▶ [Task]: Within the material below, find each line bearing the word "GOLD" and present it.

▶ [Extracted material]:
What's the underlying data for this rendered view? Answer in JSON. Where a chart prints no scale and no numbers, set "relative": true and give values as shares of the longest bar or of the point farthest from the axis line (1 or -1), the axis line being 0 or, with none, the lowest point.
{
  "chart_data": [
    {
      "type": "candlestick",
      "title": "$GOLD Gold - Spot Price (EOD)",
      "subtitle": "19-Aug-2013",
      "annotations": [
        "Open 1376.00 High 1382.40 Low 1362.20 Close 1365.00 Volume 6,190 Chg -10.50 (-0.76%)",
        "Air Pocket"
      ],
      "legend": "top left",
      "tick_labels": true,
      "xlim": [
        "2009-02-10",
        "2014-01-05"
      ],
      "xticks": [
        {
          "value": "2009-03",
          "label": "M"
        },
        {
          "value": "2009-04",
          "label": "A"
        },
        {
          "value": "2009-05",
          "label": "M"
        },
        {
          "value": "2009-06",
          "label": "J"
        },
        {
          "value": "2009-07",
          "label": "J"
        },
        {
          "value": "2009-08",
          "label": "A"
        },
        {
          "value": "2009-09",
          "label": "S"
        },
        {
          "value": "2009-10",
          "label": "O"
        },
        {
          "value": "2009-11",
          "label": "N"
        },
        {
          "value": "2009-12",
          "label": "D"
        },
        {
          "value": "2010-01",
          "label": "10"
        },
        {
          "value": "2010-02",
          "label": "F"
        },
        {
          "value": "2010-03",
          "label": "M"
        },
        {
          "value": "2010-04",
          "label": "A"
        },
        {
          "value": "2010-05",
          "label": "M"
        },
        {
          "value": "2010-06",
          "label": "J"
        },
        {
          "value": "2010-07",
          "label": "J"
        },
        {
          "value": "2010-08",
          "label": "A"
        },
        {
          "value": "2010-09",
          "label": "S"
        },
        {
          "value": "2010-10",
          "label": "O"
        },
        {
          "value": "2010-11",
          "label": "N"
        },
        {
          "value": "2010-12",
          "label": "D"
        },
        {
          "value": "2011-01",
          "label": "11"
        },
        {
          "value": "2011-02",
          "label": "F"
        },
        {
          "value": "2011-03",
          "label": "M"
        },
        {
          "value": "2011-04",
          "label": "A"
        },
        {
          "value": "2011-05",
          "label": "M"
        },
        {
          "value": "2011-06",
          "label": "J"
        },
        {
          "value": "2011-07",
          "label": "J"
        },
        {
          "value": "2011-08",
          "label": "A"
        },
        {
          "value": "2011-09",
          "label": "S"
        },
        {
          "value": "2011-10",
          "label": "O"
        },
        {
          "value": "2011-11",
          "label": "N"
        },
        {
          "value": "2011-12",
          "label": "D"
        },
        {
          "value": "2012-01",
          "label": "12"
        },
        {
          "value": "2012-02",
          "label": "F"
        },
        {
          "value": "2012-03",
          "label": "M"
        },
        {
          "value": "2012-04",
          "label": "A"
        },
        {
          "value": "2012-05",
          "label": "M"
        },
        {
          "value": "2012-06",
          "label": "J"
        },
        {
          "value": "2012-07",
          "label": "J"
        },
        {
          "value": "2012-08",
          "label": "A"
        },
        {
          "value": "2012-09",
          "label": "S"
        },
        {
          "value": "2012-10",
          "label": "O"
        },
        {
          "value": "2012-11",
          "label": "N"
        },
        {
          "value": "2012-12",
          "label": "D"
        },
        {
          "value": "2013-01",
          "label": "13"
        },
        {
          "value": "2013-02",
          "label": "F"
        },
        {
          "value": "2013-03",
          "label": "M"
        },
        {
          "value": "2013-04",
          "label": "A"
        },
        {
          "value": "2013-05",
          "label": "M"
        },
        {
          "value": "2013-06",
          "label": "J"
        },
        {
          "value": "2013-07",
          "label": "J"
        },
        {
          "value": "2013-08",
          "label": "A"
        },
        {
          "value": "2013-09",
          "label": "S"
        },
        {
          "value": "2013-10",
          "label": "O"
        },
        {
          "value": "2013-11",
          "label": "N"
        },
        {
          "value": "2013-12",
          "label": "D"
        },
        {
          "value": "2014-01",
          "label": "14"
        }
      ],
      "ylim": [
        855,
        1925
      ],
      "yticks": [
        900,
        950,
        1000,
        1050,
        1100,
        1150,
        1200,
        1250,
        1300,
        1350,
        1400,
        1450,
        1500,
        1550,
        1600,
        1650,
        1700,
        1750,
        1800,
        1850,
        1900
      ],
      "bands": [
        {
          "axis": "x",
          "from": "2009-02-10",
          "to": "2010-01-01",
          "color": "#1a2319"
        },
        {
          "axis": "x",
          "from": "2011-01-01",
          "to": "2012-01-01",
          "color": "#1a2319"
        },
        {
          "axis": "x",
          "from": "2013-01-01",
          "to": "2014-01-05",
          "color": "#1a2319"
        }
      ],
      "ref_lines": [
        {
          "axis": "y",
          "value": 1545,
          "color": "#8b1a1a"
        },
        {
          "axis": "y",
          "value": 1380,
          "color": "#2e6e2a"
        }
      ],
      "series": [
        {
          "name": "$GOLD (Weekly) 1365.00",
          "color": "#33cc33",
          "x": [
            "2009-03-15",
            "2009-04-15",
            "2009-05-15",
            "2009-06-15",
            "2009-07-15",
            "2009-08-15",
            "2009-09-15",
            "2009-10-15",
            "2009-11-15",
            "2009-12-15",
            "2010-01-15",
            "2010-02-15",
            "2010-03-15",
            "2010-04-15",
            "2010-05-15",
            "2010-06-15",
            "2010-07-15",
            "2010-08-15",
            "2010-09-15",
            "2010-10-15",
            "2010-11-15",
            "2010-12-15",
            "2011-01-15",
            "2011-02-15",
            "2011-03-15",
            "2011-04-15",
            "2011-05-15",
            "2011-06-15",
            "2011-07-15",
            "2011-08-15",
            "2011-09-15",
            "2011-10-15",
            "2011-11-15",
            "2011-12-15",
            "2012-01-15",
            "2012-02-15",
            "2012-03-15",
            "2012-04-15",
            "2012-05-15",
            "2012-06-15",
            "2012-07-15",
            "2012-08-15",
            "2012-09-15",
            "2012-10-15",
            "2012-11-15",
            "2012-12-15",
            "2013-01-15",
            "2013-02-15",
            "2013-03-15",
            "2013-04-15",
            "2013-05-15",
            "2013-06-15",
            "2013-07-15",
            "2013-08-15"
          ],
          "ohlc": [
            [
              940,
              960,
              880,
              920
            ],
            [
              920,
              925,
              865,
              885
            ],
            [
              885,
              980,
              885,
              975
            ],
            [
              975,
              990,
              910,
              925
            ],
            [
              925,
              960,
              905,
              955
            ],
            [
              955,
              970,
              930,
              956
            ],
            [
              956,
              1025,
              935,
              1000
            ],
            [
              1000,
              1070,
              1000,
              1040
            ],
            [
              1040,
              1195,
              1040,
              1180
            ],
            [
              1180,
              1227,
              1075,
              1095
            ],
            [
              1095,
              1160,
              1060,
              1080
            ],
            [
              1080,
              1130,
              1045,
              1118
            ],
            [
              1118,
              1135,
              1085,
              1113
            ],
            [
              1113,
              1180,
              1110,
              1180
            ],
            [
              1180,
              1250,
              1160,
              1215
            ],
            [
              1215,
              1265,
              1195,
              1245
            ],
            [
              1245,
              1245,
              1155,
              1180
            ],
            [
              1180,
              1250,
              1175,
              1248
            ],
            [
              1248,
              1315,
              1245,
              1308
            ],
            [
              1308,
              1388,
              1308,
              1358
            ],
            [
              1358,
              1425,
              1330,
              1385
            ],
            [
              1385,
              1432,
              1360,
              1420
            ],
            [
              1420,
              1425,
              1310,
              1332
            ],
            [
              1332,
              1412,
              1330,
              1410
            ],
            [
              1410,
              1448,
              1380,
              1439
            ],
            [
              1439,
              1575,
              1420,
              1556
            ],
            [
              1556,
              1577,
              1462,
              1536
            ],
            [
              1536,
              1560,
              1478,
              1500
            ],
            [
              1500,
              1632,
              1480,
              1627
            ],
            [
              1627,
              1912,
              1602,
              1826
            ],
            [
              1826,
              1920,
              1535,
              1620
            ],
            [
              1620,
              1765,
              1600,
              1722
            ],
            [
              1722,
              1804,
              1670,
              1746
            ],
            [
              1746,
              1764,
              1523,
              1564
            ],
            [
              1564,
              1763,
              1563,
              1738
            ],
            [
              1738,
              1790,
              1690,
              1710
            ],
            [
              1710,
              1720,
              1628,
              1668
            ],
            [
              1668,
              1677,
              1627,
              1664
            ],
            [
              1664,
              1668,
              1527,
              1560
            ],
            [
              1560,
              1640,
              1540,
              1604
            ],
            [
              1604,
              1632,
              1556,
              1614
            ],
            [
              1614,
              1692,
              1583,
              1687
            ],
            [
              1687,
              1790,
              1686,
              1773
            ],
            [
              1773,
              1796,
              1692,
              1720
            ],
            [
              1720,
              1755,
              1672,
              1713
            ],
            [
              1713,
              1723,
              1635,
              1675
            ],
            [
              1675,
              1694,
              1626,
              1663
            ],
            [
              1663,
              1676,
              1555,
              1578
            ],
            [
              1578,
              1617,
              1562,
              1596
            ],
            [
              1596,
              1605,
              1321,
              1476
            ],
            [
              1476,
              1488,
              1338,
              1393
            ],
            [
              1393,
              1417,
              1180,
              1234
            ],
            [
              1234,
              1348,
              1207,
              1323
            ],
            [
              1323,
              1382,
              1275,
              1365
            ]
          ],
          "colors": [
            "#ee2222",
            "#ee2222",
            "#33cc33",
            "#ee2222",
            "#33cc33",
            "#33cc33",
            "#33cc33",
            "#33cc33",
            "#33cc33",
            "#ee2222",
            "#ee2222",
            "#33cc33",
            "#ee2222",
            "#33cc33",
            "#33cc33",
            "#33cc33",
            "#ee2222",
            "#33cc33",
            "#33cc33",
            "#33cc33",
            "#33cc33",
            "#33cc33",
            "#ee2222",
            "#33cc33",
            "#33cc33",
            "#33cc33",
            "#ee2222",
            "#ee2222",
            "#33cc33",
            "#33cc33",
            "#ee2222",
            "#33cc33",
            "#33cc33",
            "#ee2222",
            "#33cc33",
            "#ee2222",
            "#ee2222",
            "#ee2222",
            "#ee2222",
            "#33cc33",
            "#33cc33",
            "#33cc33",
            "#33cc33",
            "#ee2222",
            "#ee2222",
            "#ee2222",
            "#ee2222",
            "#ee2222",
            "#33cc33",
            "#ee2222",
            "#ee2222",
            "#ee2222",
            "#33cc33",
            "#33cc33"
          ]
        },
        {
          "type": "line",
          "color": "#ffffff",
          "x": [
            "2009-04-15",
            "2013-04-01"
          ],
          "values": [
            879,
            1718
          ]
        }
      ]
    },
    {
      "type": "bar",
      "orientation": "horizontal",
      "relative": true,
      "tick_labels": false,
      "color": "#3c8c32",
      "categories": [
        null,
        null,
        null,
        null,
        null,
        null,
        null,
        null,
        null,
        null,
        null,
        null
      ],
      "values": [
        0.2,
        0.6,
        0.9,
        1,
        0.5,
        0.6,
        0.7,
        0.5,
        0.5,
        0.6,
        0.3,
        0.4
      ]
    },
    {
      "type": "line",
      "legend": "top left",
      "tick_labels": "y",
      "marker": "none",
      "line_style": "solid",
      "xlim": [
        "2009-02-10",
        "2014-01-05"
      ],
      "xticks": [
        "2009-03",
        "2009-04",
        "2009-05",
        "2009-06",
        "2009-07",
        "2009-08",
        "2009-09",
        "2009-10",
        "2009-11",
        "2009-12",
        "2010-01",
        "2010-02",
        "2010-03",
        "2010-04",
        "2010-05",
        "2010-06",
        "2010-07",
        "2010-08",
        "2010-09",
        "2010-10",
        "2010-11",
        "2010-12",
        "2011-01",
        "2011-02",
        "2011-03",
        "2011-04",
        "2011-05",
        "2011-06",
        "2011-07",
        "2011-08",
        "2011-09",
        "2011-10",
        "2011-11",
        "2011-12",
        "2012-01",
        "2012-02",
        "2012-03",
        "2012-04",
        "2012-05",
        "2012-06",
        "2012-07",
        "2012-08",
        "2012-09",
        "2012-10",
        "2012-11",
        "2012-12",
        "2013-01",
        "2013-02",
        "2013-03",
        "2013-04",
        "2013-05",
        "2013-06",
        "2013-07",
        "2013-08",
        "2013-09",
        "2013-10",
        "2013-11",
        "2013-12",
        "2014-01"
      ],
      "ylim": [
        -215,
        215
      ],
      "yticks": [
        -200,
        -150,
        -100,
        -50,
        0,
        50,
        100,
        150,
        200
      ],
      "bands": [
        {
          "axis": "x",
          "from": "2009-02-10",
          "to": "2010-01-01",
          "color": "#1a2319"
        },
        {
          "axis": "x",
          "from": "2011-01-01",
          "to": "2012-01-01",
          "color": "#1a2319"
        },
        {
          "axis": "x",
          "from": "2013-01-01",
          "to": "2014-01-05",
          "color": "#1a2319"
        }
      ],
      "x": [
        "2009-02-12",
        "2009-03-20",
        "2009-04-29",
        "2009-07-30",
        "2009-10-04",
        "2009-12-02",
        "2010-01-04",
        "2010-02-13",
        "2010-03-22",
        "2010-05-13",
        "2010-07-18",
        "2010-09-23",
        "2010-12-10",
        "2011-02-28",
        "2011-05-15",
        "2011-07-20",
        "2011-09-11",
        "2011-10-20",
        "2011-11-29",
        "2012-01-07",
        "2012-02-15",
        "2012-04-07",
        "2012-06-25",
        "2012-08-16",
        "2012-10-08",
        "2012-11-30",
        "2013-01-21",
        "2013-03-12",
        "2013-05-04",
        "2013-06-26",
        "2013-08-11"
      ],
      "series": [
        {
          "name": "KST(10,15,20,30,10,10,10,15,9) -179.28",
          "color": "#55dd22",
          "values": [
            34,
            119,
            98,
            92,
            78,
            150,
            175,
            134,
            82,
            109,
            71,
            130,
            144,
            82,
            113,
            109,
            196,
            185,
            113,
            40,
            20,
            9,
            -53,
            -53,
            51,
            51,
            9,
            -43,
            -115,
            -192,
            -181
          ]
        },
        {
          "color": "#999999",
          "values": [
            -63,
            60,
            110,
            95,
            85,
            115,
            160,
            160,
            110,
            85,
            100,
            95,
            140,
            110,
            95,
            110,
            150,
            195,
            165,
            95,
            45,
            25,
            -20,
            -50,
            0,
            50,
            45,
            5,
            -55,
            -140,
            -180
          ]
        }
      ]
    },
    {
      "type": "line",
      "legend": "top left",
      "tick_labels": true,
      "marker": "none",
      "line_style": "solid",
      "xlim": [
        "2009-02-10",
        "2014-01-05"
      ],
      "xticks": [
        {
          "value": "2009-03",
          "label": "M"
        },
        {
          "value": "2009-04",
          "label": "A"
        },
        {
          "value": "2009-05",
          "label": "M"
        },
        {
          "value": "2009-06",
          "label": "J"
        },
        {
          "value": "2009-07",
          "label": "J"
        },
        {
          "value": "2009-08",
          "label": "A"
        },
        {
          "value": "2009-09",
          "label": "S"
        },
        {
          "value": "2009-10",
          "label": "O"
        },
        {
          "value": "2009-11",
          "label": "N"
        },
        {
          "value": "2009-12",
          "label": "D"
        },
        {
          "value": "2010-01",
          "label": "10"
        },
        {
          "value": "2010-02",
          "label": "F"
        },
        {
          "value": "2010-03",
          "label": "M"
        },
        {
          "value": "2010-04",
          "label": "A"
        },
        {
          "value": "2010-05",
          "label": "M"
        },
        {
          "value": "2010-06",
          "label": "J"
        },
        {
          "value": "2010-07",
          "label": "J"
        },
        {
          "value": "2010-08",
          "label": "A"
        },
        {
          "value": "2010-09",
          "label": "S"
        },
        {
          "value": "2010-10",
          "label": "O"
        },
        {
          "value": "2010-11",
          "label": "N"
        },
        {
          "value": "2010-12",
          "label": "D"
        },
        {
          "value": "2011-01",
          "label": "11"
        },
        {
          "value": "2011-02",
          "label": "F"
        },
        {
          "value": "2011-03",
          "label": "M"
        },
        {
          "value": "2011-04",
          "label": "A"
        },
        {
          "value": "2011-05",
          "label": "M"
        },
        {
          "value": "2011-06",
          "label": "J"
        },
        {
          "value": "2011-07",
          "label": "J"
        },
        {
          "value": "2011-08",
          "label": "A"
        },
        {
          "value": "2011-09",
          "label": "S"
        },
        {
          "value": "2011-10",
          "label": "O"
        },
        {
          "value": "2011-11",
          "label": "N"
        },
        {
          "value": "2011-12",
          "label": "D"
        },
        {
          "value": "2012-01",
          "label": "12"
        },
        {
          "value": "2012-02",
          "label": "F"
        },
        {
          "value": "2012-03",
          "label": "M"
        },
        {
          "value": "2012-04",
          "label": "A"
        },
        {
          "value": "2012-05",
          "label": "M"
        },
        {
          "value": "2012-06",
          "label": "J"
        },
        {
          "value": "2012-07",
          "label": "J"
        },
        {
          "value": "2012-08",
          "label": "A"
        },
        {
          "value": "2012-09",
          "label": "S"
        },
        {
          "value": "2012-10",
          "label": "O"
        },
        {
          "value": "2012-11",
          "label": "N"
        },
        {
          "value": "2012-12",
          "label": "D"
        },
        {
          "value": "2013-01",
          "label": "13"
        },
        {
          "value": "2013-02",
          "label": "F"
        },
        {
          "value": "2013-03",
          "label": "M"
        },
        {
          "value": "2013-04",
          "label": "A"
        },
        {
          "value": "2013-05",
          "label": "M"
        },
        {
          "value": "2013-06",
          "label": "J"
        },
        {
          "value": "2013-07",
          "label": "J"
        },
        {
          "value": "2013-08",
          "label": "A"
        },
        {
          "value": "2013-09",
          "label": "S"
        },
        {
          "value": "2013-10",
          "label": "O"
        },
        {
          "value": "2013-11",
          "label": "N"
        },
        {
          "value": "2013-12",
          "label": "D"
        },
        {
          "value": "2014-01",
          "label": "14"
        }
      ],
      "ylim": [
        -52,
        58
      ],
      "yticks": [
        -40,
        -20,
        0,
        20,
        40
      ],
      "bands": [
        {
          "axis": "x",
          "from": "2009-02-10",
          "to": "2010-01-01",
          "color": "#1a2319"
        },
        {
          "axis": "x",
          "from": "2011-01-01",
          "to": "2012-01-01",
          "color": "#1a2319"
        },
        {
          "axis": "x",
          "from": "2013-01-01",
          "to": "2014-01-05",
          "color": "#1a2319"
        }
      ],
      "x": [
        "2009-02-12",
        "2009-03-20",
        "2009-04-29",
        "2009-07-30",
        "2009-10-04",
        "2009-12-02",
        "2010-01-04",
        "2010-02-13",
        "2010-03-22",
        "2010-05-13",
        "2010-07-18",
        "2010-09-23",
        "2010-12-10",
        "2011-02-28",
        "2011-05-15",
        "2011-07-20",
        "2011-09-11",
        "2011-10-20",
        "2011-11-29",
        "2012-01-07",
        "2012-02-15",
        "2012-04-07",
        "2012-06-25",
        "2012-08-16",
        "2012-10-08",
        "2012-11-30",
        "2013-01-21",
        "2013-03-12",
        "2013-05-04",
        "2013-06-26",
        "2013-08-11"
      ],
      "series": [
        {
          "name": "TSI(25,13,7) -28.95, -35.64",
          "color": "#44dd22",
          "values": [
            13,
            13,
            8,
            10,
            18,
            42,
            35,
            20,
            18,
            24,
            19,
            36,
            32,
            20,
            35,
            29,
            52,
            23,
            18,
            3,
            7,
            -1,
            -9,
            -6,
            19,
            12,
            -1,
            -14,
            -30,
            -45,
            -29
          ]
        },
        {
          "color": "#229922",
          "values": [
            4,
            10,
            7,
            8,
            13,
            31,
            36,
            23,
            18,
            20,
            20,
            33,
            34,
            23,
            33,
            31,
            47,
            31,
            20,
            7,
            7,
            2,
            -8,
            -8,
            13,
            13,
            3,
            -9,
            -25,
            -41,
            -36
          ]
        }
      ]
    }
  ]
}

▶ [Full response]:
      "title": "$GOLD Gold - Spot Price (EOD)",
          "name": "$GOLD (Weekly) 1365.00",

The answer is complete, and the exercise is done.